Short task: Locate each line holding the string "Phobia" and copy it.

Data shown:
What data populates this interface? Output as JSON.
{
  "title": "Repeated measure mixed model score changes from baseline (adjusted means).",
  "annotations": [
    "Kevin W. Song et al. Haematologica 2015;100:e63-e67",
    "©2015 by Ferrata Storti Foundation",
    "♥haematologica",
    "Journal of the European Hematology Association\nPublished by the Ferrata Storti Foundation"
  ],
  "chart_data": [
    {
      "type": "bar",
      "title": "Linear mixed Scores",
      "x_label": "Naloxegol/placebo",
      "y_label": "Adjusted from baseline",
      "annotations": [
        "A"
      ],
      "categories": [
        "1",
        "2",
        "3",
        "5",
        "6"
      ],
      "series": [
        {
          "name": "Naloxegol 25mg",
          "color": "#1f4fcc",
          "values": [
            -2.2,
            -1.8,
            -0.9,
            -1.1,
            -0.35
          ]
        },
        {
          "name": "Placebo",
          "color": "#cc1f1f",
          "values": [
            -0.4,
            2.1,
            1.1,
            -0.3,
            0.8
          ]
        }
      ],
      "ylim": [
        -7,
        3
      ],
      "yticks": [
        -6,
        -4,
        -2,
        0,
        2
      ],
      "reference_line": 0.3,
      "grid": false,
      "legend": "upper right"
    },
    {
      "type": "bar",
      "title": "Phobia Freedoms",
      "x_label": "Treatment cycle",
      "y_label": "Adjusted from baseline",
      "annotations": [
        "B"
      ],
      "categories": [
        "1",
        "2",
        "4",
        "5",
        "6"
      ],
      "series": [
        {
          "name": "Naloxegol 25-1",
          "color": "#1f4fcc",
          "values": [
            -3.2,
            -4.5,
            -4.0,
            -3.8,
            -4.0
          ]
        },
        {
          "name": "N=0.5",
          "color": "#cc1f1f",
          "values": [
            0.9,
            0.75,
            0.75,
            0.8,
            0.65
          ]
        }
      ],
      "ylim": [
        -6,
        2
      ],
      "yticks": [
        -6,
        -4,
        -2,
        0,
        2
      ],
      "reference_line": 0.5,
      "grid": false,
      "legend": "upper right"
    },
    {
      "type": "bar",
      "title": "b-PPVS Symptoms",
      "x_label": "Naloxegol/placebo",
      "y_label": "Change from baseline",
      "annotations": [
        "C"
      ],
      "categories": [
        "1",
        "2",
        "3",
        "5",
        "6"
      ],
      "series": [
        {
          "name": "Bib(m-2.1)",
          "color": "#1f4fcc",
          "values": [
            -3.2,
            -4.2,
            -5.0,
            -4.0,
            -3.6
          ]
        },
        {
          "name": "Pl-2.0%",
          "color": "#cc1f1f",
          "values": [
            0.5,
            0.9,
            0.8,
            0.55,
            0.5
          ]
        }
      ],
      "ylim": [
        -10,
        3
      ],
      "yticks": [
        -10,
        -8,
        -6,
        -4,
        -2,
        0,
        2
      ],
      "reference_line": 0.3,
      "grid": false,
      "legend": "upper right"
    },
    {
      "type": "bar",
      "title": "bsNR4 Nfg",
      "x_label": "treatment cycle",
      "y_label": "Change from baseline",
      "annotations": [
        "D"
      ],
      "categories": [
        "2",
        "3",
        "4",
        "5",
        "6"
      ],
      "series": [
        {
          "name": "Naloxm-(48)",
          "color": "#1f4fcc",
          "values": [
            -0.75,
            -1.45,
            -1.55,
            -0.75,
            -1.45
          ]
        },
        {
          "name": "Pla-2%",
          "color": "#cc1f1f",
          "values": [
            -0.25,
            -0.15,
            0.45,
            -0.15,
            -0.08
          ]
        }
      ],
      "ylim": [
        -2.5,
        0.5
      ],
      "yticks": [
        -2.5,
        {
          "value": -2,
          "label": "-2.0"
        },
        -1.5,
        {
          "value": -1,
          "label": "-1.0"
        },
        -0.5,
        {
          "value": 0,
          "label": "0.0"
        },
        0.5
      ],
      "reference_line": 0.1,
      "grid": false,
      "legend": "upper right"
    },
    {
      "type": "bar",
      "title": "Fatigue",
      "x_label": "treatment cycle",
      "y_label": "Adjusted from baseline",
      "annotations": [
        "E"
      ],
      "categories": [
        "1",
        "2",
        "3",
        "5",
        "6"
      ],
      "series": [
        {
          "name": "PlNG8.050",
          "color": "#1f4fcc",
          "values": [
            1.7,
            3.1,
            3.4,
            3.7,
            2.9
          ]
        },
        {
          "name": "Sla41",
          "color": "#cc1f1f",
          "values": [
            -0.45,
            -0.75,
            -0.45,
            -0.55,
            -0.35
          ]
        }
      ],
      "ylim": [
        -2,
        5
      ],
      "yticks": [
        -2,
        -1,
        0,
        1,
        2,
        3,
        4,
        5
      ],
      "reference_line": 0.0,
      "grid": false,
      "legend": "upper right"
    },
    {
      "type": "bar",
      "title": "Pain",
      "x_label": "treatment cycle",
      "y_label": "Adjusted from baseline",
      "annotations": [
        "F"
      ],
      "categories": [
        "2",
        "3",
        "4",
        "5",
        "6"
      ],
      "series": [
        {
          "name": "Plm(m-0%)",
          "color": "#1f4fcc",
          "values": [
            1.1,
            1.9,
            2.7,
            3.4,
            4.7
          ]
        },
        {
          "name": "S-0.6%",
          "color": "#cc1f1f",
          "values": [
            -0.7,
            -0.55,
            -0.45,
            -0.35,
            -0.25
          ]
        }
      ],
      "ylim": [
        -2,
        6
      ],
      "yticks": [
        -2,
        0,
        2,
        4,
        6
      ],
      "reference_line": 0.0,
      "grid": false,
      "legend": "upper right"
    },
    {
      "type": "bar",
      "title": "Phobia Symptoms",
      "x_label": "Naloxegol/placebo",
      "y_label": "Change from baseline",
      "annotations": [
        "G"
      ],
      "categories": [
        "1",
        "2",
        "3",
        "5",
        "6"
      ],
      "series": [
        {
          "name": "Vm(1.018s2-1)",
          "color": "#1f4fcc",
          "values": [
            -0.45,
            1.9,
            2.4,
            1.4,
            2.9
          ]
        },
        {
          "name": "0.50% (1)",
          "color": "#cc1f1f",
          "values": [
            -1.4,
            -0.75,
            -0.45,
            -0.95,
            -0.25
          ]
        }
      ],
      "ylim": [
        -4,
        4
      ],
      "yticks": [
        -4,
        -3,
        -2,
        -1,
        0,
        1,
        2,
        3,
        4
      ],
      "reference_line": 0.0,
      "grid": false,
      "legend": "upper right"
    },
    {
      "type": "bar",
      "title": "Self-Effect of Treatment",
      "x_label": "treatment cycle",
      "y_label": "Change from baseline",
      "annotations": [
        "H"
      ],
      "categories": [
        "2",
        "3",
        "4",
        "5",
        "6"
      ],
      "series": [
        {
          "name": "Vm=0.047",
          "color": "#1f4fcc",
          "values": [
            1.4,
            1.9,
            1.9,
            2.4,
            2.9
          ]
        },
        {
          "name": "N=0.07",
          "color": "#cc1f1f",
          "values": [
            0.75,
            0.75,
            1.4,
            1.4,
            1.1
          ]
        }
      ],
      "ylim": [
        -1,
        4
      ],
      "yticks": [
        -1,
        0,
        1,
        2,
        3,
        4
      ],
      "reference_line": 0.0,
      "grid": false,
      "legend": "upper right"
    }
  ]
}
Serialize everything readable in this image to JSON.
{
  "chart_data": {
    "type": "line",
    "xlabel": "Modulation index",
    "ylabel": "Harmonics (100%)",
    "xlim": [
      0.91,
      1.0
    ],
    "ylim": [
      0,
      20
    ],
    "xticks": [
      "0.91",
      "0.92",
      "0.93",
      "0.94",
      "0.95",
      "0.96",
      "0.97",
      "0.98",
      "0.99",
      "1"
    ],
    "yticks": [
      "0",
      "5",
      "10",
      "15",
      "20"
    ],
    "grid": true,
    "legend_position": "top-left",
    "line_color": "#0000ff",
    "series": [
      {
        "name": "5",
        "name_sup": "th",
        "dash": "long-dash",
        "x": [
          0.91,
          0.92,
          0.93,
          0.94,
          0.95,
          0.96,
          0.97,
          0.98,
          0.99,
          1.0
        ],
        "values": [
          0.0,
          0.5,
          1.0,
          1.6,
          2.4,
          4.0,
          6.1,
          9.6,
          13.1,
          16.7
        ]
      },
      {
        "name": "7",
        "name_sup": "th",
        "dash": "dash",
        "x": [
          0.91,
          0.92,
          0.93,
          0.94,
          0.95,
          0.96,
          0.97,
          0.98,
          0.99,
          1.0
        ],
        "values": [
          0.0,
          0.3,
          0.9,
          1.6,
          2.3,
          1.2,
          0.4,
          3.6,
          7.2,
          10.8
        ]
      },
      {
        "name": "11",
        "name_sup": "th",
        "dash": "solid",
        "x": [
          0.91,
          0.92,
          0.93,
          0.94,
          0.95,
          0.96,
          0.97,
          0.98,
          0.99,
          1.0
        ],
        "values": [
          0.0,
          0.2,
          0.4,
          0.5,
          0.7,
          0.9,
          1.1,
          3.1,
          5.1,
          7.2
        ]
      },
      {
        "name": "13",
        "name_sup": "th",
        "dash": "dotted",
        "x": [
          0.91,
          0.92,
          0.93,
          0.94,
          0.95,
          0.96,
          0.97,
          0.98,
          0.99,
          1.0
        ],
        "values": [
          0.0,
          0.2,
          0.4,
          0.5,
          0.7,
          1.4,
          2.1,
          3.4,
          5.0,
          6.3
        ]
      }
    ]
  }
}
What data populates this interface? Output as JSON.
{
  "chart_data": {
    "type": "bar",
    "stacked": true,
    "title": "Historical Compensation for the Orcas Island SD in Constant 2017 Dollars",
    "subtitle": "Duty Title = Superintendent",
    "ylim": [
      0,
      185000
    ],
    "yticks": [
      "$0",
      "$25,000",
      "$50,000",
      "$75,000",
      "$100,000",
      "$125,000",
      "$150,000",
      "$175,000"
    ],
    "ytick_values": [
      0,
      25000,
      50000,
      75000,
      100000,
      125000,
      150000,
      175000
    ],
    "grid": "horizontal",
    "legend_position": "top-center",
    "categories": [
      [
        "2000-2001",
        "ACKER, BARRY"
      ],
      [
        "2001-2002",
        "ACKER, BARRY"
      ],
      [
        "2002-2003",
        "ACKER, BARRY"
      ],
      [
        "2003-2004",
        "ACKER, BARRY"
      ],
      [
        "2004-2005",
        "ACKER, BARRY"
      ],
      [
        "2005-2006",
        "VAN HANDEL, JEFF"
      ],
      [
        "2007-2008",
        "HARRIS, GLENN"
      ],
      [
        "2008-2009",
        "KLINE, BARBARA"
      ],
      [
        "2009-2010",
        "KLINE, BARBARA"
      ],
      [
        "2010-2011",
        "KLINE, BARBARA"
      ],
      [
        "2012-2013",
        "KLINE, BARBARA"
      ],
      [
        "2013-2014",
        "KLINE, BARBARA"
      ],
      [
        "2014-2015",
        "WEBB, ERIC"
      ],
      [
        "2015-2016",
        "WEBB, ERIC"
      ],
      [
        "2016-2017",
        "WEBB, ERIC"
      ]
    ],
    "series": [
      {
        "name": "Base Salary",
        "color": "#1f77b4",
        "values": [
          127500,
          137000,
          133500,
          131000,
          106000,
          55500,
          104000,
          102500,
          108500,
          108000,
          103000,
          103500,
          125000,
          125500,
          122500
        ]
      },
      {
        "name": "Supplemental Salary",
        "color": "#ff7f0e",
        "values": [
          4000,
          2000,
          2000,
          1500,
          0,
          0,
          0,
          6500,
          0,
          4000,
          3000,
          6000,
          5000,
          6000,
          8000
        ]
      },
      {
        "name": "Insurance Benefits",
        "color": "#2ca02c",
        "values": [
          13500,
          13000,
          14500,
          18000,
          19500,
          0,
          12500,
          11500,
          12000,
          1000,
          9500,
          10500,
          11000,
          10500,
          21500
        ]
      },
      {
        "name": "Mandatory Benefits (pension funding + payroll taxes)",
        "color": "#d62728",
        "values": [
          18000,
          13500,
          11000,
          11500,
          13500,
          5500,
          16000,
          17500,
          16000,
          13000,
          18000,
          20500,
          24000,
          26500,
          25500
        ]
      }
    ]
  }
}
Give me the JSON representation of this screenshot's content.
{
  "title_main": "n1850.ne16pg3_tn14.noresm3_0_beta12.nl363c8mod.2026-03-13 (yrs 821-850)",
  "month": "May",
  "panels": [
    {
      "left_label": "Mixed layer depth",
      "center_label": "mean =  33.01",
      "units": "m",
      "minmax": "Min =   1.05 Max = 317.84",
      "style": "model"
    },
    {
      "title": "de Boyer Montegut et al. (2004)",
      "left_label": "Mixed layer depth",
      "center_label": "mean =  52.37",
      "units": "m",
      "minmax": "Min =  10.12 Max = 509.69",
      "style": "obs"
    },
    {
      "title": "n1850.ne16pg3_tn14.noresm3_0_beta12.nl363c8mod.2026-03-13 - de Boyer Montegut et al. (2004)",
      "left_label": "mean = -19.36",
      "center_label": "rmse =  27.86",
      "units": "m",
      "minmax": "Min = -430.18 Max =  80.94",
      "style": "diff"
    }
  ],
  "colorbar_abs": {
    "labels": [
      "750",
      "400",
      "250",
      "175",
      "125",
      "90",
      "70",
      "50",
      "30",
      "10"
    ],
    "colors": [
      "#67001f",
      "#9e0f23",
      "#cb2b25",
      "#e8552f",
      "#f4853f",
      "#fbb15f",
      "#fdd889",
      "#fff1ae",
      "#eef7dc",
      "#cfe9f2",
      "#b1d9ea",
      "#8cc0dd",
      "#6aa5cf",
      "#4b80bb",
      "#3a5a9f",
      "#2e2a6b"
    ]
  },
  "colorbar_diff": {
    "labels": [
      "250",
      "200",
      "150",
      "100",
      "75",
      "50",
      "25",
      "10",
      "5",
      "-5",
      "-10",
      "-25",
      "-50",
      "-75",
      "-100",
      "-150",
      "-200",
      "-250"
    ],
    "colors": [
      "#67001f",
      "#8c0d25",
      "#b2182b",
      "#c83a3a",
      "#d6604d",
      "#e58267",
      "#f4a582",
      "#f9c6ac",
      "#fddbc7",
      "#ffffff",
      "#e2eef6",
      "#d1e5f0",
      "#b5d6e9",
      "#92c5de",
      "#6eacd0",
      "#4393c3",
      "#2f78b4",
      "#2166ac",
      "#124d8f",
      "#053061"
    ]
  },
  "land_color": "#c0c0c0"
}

Task response:
      "title": "Phobia Freedoms",
      "title": "Phobia Symptoms",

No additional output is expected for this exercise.